(Extracted records)
>>

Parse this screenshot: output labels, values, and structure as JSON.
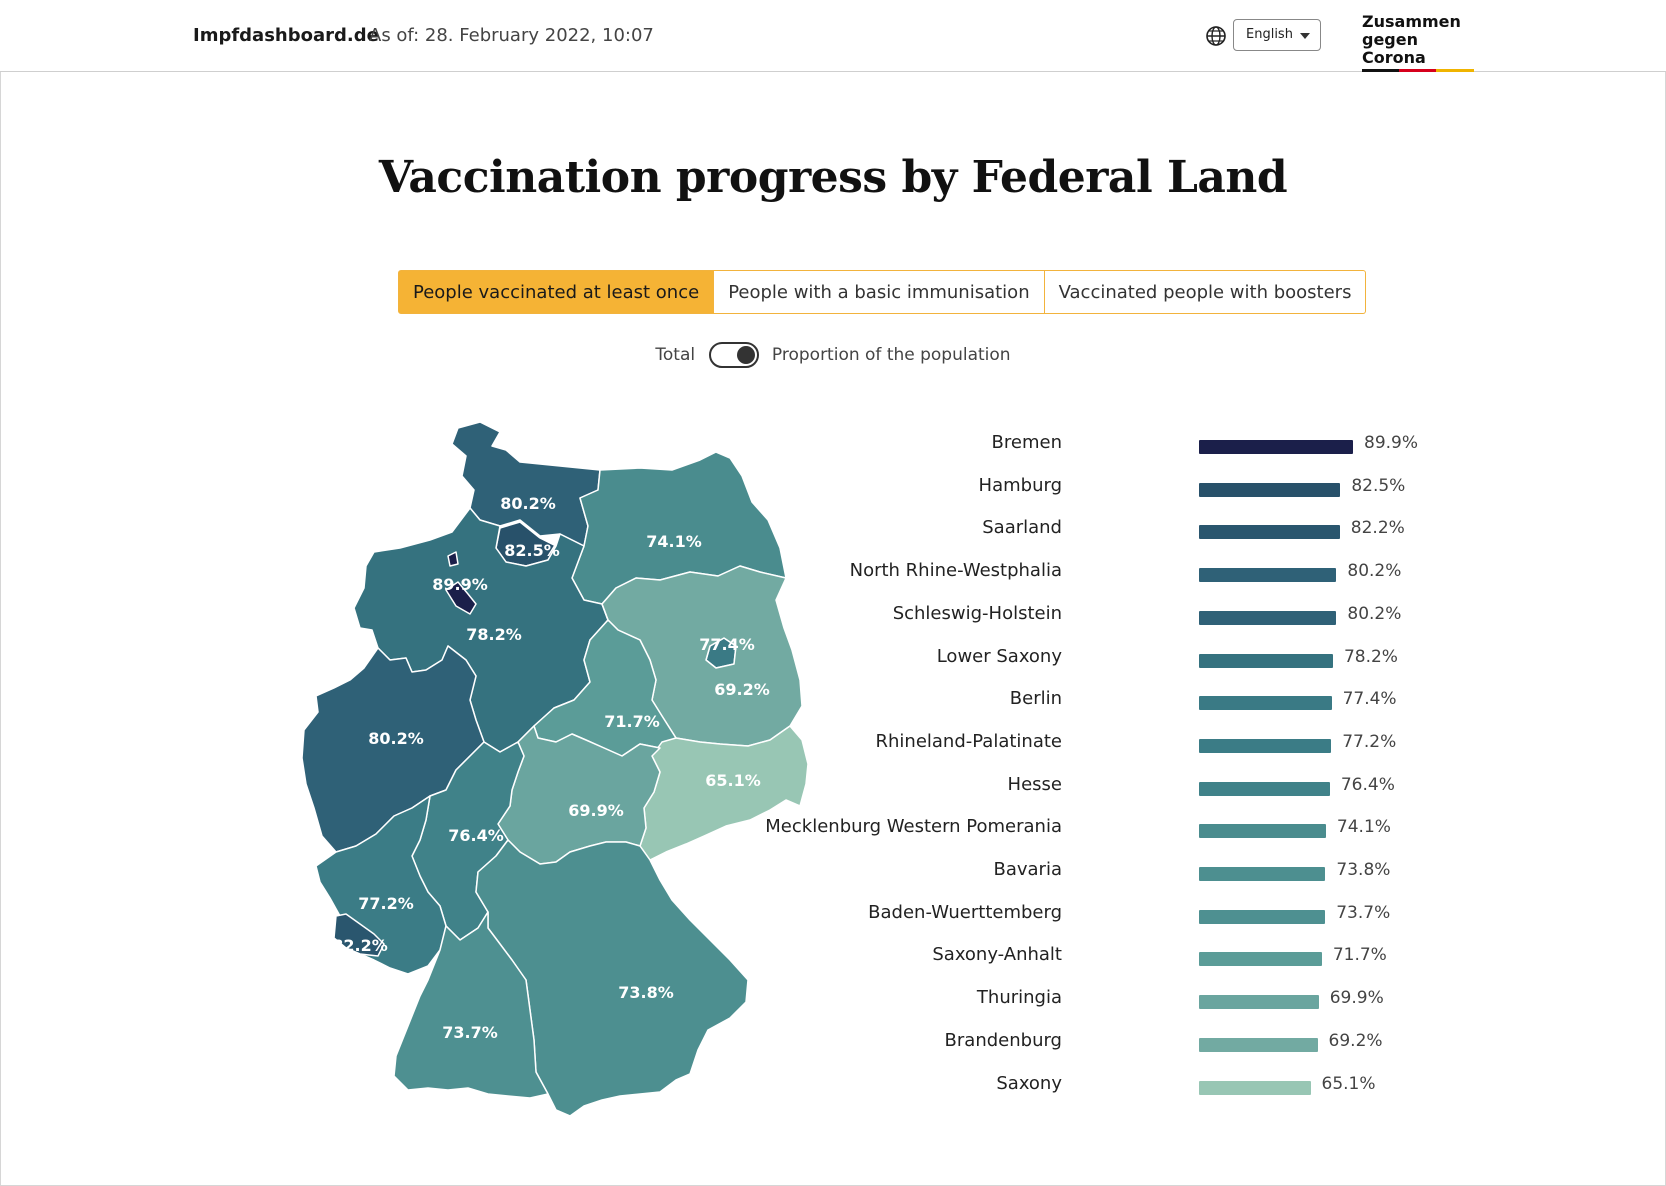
{
  "header": {
    "brand": "Impfdashboard.de",
    "as_of": "As of: 28. February 2022, 10:07",
    "globe_icon": "globe-icon",
    "language": "English",
    "logo_line1": "Zusammen",
    "logo_line2": "gegen Corona"
  },
  "title": "Vaccination progress by Federal Land",
  "tabs": [
    {
      "label": "People vaccinated at least once",
      "active": true
    },
    {
      "label": "People with a basic immunisation",
      "active": false
    },
    {
      "label": "Vaccinated people with boosters",
      "active": false
    }
  ],
  "toggle": {
    "left_label": "Total",
    "right_label": "Proportion of the population",
    "state": "right"
  },
  "map_labels": {
    "schleswig_holstein": "80.2%",
    "hamburg": "82.5%",
    "bremen": "89.9%",
    "mecklenburg": "74.1%",
    "lower_saxony": "78.2%",
    "berlin": "77.4%",
    "brandenburg": "69.2%",
    "saxony_anhalt": "71.7%",
    "nrw": "80.2%",
    "saxony": "65.1%",
    "thuringia": "69.9%",
    "hesse": "76.4%",
    "rhineland_palatinate": "77.2%",
    "saarland": "82.2%",
    "bavaria": "73.8%",
    "baden_wuerttemberg": "73.7%"
  },
  "chart_data": {
    "type": "bar",
    "orientation": "horizontal",
    "categories": [
      "Bremen",
      "Hamburg",
      "Saarland",
      "North Rhine-Westphalia",
      "Schleswig-Holstein",
      "Lower Saxony",
      "Berlin",
      "Rhineland-Palatinate",
      "Hesse",
      "Mecklenburg Western Pomerania",
      "Bavaria",
      "Baden-Wuerttemberg",
      "Saxony-Anhalt",
      "Thuringia",
      "Brandenburg",
      "Saxony"
    ],
    "values": [
      89.9,
      82.5,
      82.2,
      80.2,
      80.2,
      78.2,
      77.4,
      77.2,
      76.4,
      74.1,
      73.8,
      73.7,
      71.7,
      69.9,
      69.2,
      65.1
    ],
    "value_labels": [
      "89.9%",
      "82.5%",
      "82.2%",
      "80.2%",
      "80.2%",
      "78.2%",
      "77.4%",
      "77.2%",
      "76.4%",
      "74.1%",
      "73.8%",
      "73.7%",
      "71.7%",
      "69.9%",
      "69.2%",
      "65.1%"
    ],
    "colors": [
      "#1b1f4a",
      "#28516a",
      "#2a566e",
      "#2f6177",
      "#2f6177",
      "#35727f",
      "#3a7a85",
      "#3b7c86",
      "#408289",
      "#4a8c8e",
      "#4d8f90",
      "#4e9091",
      "#5b9c98",
      "#6aa59f",
      "#72aaa2",
      "#98c6b4"
    ],
    "unit": "%"
  }
}
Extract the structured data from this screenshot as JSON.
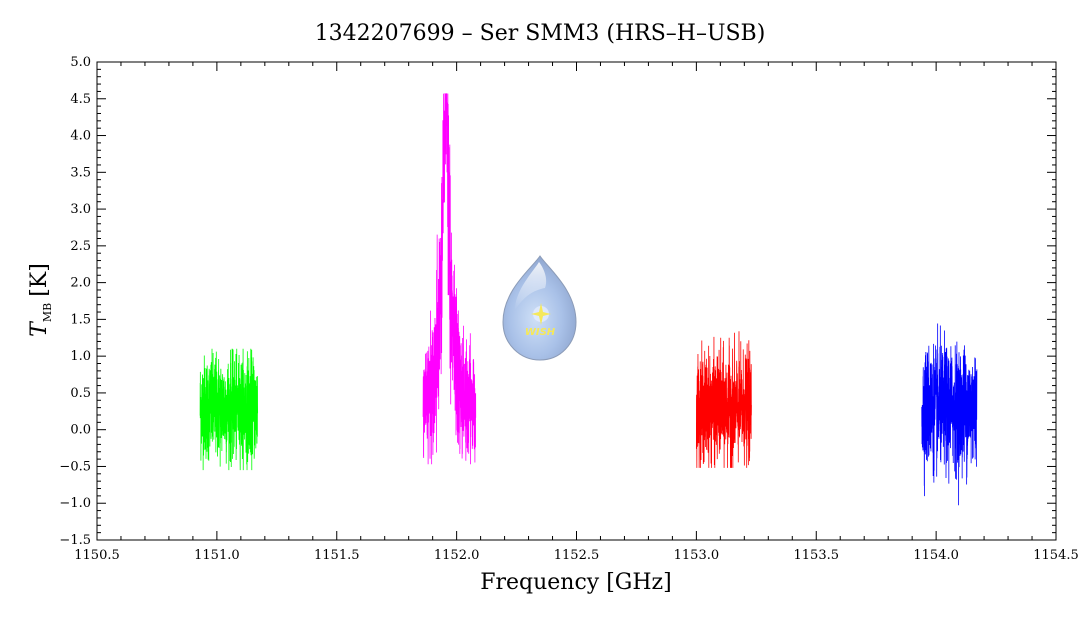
{
  "chart_data": {
    "type": "line",
    "title": "1342207699 – Ser SMM3 (HRS–H–USB)",
    "xlabel": "Frequency [GHz]",
    "ylabel_main": "T",
    "ylabel_sub": "MB",
    "ylabel_unit": "[K]",
    "xlim": [
      1150.5,
      1154.5
    ],
    "ylim": [
      -1.5,
      5.0
    ],
    "x_ticks": [
      "1150.5",
      "1151.0",
      "1151.5",
      "1152.0",
      "1152.5",
      "1153.0",
      "1153.5",
      "1154.0",
      "1154.5"
    ],
    "y_ticks": [
      "−1.5",
      "−1.0",
      "−0.5",
      "0.0",
      "0.5",
      "1.0",
      "1.5",
      "2.0",
      "2.5",
      "3.0",
      "3.5",
      "4.0",
      "4.5",
      "5.0"
    ],
    "grid": false,
    "series": [
      {
        "color": "#00ff00",
        "x_start": 1150.93,
        "x_end": 1151.17,
        "baseline": 0.3,
        "noise": 0.35,
        "min": -0.55,
        "max": 1.1
      },
      {
        "color": "#ff00ff",
        "x_start": 1151.86,
        "x_end": 1152.08,
        "baseline": 0.55,
        "noise": 0.35,
        "min": -0.47,
        "max": 4.57,
        "peak_x": 1151.955,
        "peak_y": 4.2
      },
      {
        "color": "#ff0000",
        "x_start": 1153.0,
        "x_end": 1153.23,
        "baseline": 0.3,
        "noise": 0.35,
        "min": -0.52,
        "max": 1.58
      },
      {
        "color": "#0000ff",
        "x_start": 1153.94,
        "x_end": 1154.17,
        "baseline": 0.3,
        "noise": 0.4,
        "min": -1.12,
        "max": 1.47
      }
    ],
    "logo": {
      "text": "WISH",
      "icon": "wish-droplet-logo"
    }
  }
}
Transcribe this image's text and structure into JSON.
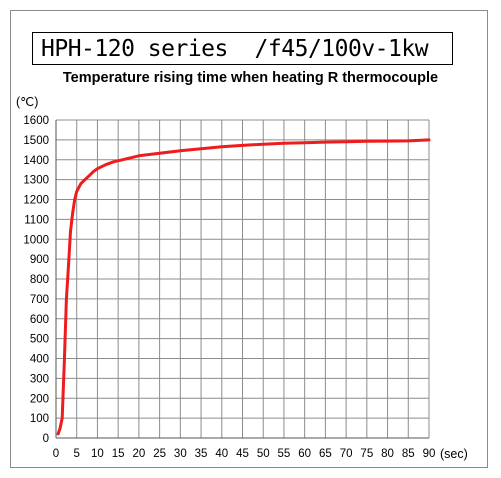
{
  "header": {
    "title": "HPH-120 series  /f45/100v-1kw"
  },
  "chart_data": {
    "type": "line",
    "title": "Temperature rising time when heating R thermocouple",
    "xlabel": "(sec)",
    "ylabel": "(℃)",
    "xlim": [
      0,
      90
    ],
    "ylim": [
      0,
      1600
    ],
    "grid": true,
    "x_ticks": [
      0,
      5,
      10,
      15,
      20,
      25,
      30,
      35,
      40,
      45,
      50,
      55,
      60,
      65,
      70,
      75,
      80,
      85,
      90
    ],
    "y_ticks": [
      0,
      100,
      200,
      300,
      400,
      500,
      600,
      700,
      800,
      900,
      1000,
      1100,
      1200,
      1300,
      1400,
      1500,
      1600
    ],
    "series": [
      {
        "color": "#ee1c1c",
        "x": [
          0.5,
          1,
          1.5,
          2,
          2.5,
          3,
          3.5,
          4,
          4.5,
          5,
          6,
          7,
          8,
          9,
          10,
          12,
          14,
          16,
          18,
          20,
          22,
          24,
          26,
          28,
          30,
          35,
          40,
          45,
          50,
          55,
          60,
          65,
          70,
          75,
          80,
          85,
          90
        ],
        "y": [
          20,
          50,
          100,
          380,
          700,
          860,
          1040,
          1130,
          1200,
          1240,
          1280,
          1300,
          1320,
          1340,
          1355,
          1375,
          1390,
          1400,
          1410,
          1420,
          1425,
          1430,
          1435,
          1440,
          1445,
          1455,
          1465,
          1472,
          1478,
          1483,
          1486,
          1489,
          1491,
          1493,
          1494,
          1495,
          1500
        ]
      }
    ]
  }
}
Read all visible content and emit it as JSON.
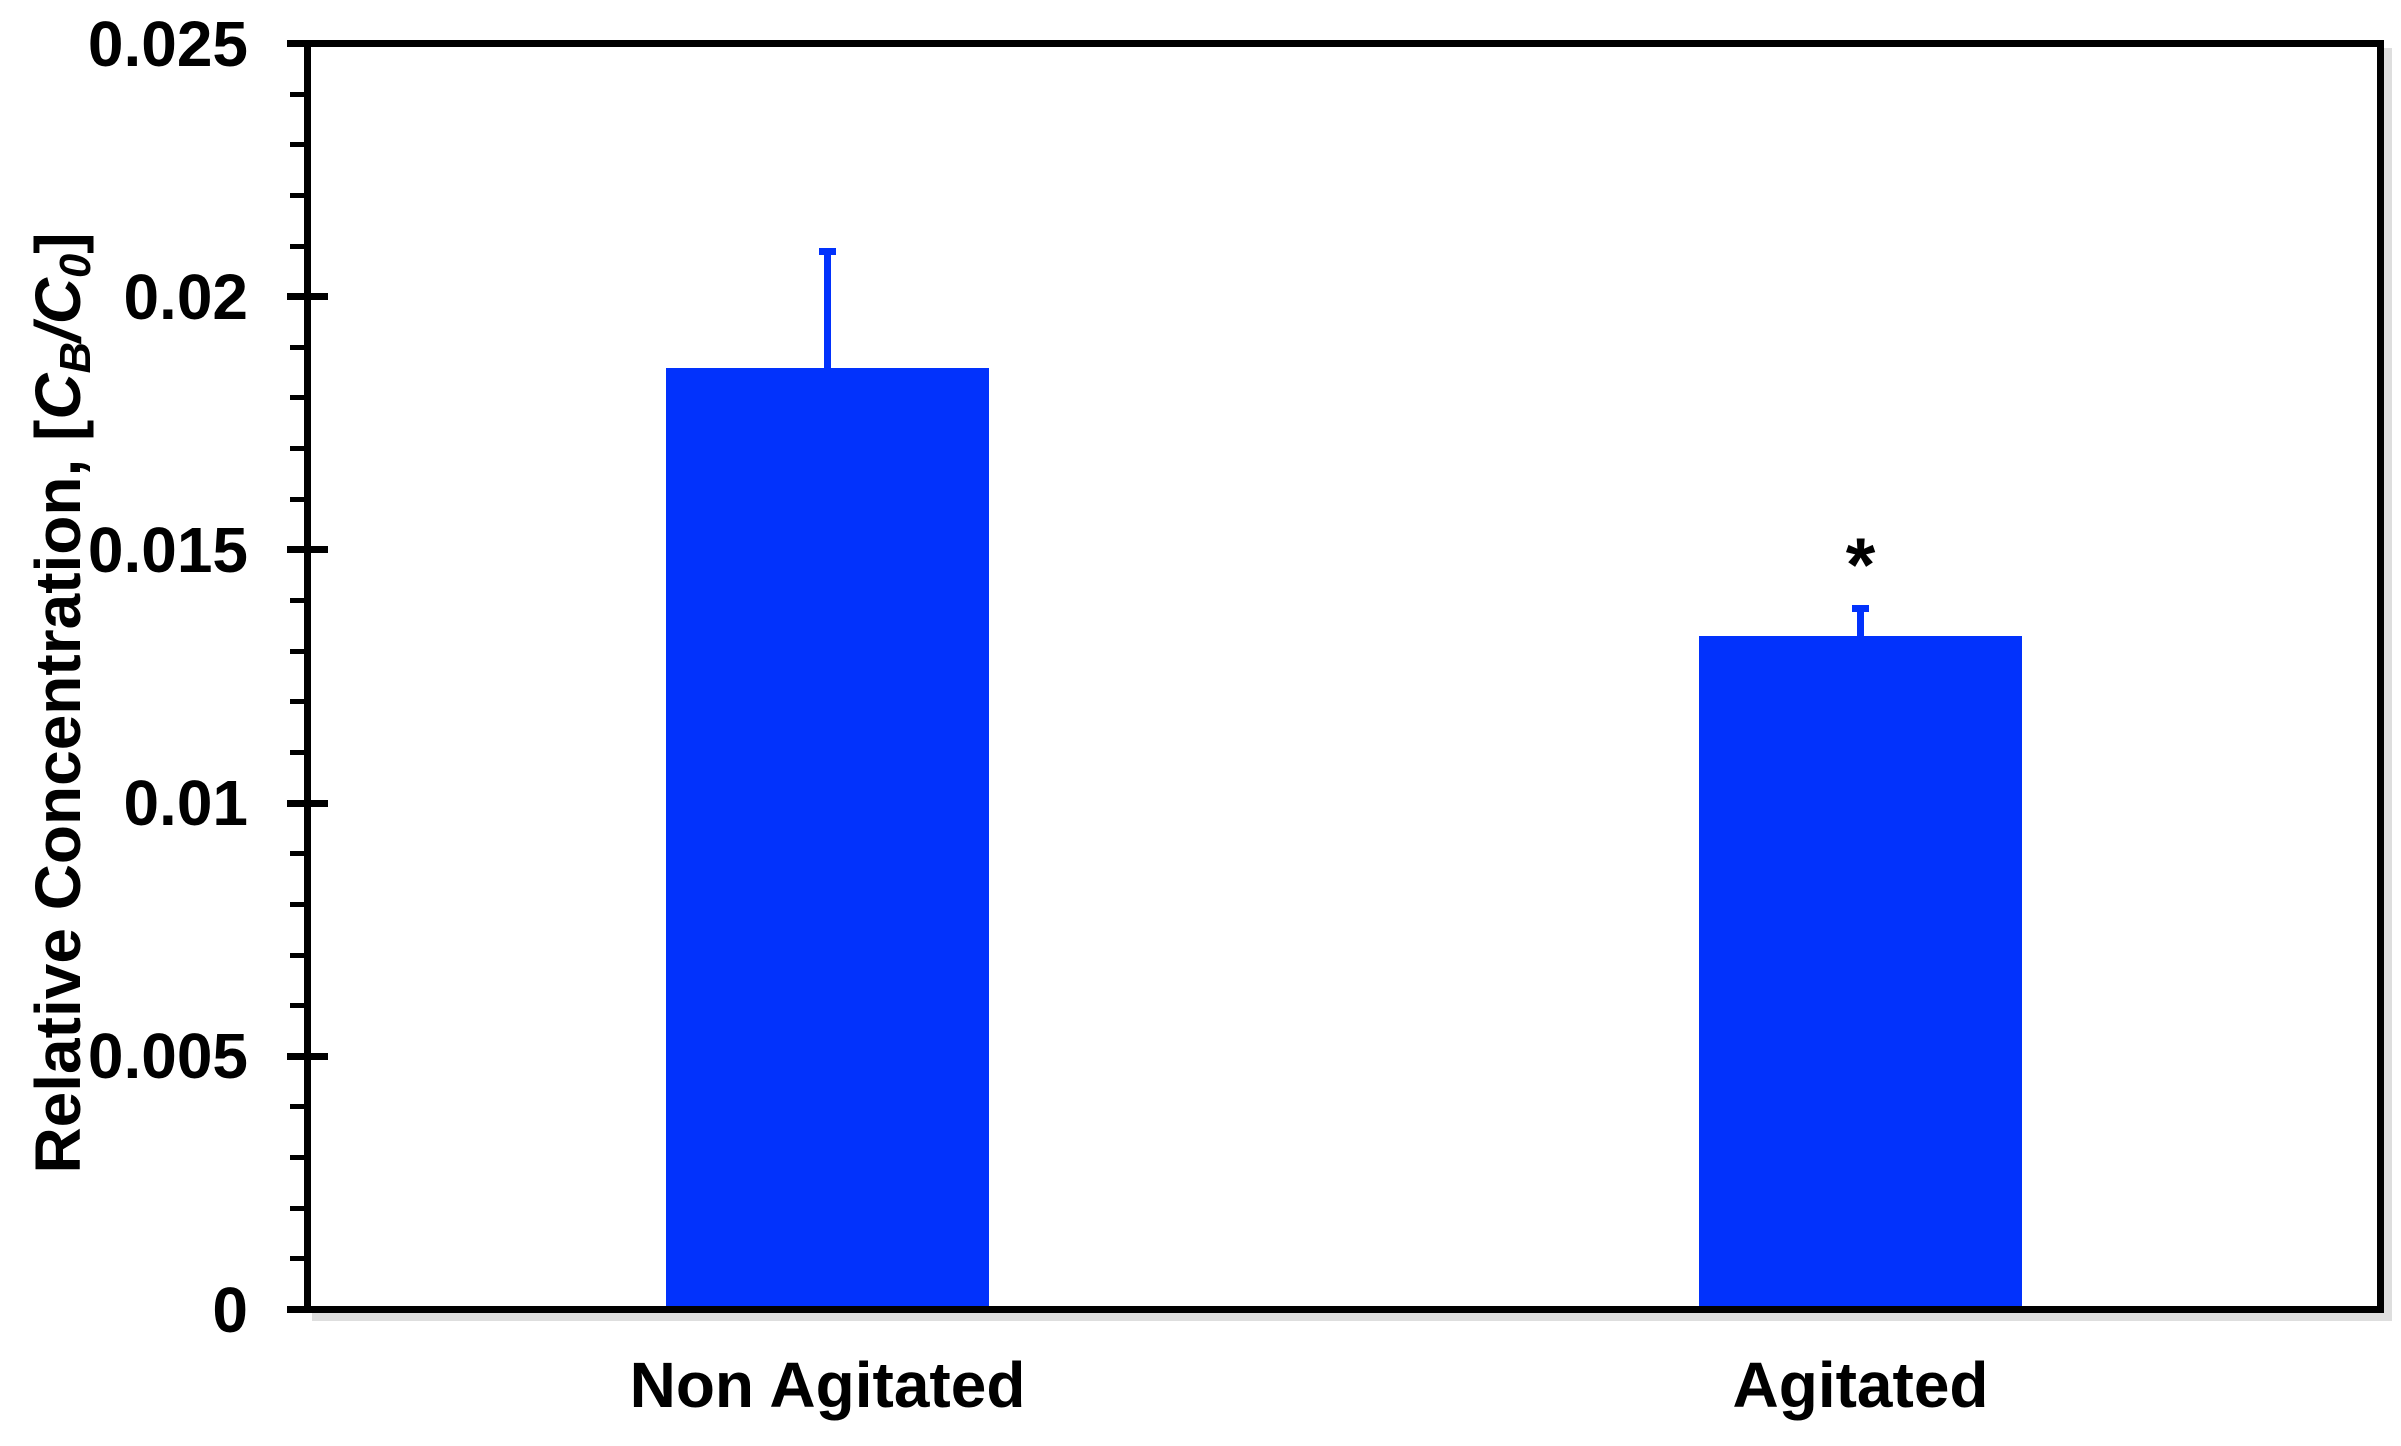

<<

What you are asked to do - Tally how many lines of the data include the word "icon". Write the number and nothing else.

Answer below - 2